__Requirement__: Return the records exactly as they stand, and keep the pictures out of the copy.

(Page segmentation data)
--

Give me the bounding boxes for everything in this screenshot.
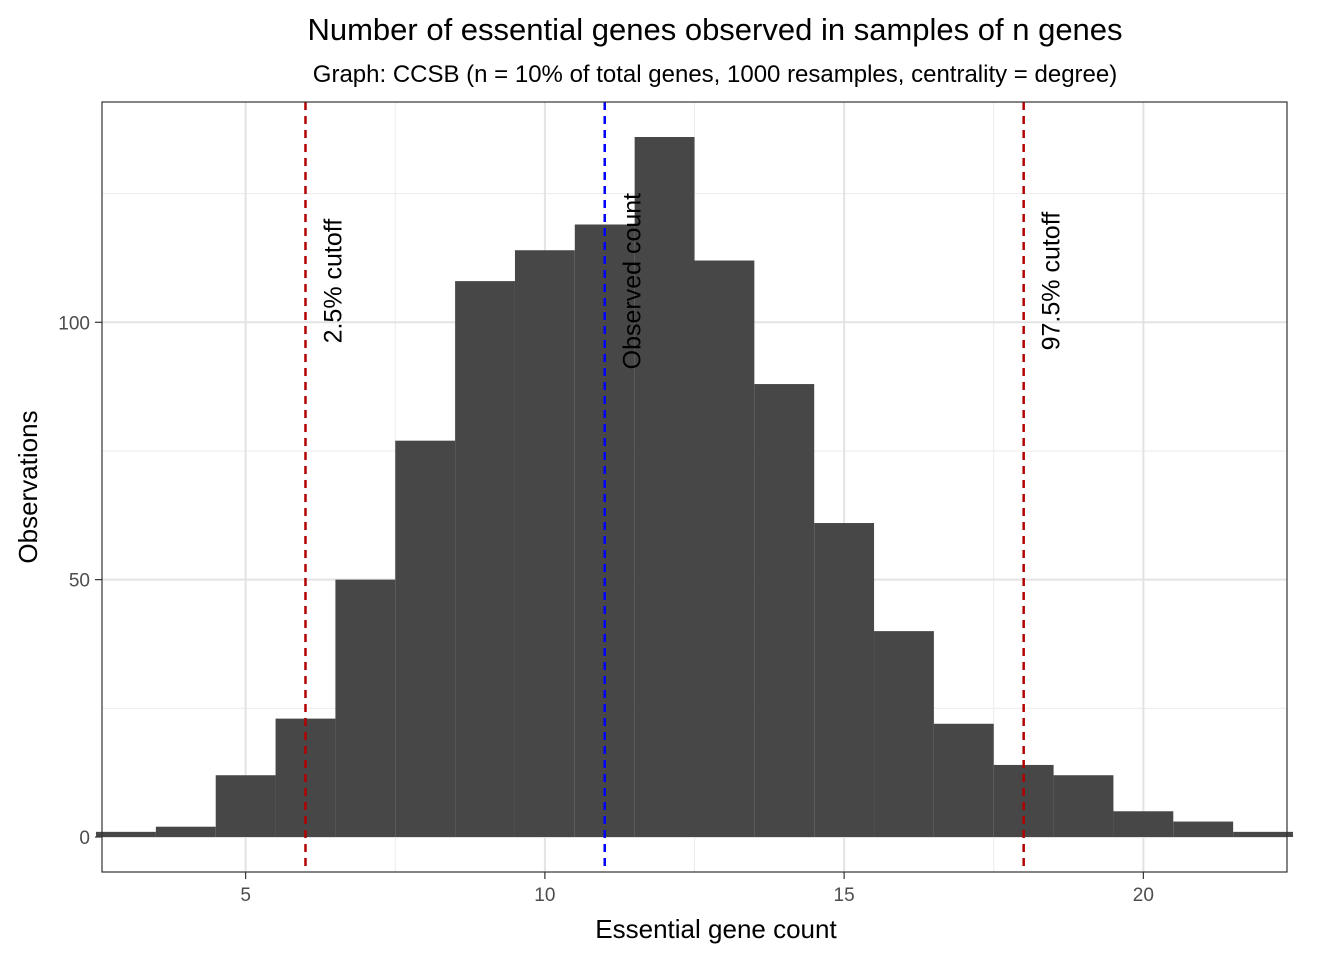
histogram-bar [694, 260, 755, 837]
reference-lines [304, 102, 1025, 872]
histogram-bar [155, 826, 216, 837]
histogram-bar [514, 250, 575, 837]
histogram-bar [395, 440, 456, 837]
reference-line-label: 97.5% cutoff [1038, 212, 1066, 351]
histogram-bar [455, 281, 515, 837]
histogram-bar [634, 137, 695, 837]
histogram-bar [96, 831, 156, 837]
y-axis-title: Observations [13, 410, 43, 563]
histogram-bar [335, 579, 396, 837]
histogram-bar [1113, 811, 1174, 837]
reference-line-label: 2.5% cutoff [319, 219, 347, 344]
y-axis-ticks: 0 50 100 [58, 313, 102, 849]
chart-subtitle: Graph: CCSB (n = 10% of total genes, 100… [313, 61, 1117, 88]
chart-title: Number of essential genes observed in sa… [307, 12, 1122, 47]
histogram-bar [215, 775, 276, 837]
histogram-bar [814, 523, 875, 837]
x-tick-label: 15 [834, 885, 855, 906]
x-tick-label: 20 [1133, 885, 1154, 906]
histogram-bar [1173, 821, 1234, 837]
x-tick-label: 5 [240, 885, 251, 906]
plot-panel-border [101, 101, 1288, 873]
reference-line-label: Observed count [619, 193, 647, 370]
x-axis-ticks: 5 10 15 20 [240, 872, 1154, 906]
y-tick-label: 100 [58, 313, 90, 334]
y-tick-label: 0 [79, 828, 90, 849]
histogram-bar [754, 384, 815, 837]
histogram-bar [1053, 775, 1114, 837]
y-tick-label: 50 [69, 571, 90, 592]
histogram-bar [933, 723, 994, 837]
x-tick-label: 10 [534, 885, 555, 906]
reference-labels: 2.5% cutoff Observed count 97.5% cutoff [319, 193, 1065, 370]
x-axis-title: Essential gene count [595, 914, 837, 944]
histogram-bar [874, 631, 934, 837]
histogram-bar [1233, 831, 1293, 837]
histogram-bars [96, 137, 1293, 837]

--

__Reply to the exercise__:
Give me the bounding boxes for everything in this screenshot.
histogram-bar [694, 260, 755, 837]
reference-lines [304, 102, 1025, 872]
histogram-bar [155, 826, 216, 837]
histogram-bar [514, 250, 575, 837]
histogram-bar [395, 440, 456, 837]
reference-line-label: 97.5% cutoff [1038, 212, 1066, 351]
histogram-bar [455, 281, 515, 837]
histogram-bar [634, 137, 695, 837]
histogram-bar [96, 831, 156, 837]
y-axis-title: Observations [13, 410, 43, 563]
histogram-bar [335, 579, 396, 837]
histogram-bar [1113, 811, 1174, 837]
reference-line-label: 2.5% cutoff [319, 219, 347, 344]
y-axis-ticks: 0 50 100 [58, 313, 102, 849]
chart-subtitle: Graph: CCSB (n = 10% of total genes, 100… [313, 61, 1117, 88]
chart-title: Number of essential genes observed in sa… [307, 12, 1122, 47]
histogram-bar [215, 775, 276, 837]
histogram-bar [814, 523, 875, 837]
x-tick-label: 15 [834, 885, 855, 906]
x-tick-label: 20 [1133, 885, 1154, 906]
histogram-bar [1173, 821, 1234, 837]
x-tick-label: 5 [240, 885, 251, 906]
plot-panel-border [101, 101, 1288, 873]
reference-line-label: Observed count [619, 193, 647, 370]
x-axis-ticks: 5 10 15 20 [240, 872, 1154, 906]
y-tick-label: 100 [58, 313, 90, 334]
y-tick-label: 0 [79, 828, 90, 849]
histogram-bar [754, 384, 815, 837]
histogram-bar [1053, 775, 1114, 837]
y-tick-label: 50 [69, 571, 90, 592]
histogram-bar [933, 723, 994, 837]
x-tick-label: 10 [534, 885, 555, 906]
reference-labels: 2.5% cutoff Observed count 97.5% cutoff [319, 193, 1065, 370]
x-axis-title: Essential gene count [595, 914, 837, 944]
histogram-bar [874, 631, 934, 837]
histogram-bar [1233, 831, 1293, 837]
histogram-bars [96, 137, 1293, 837]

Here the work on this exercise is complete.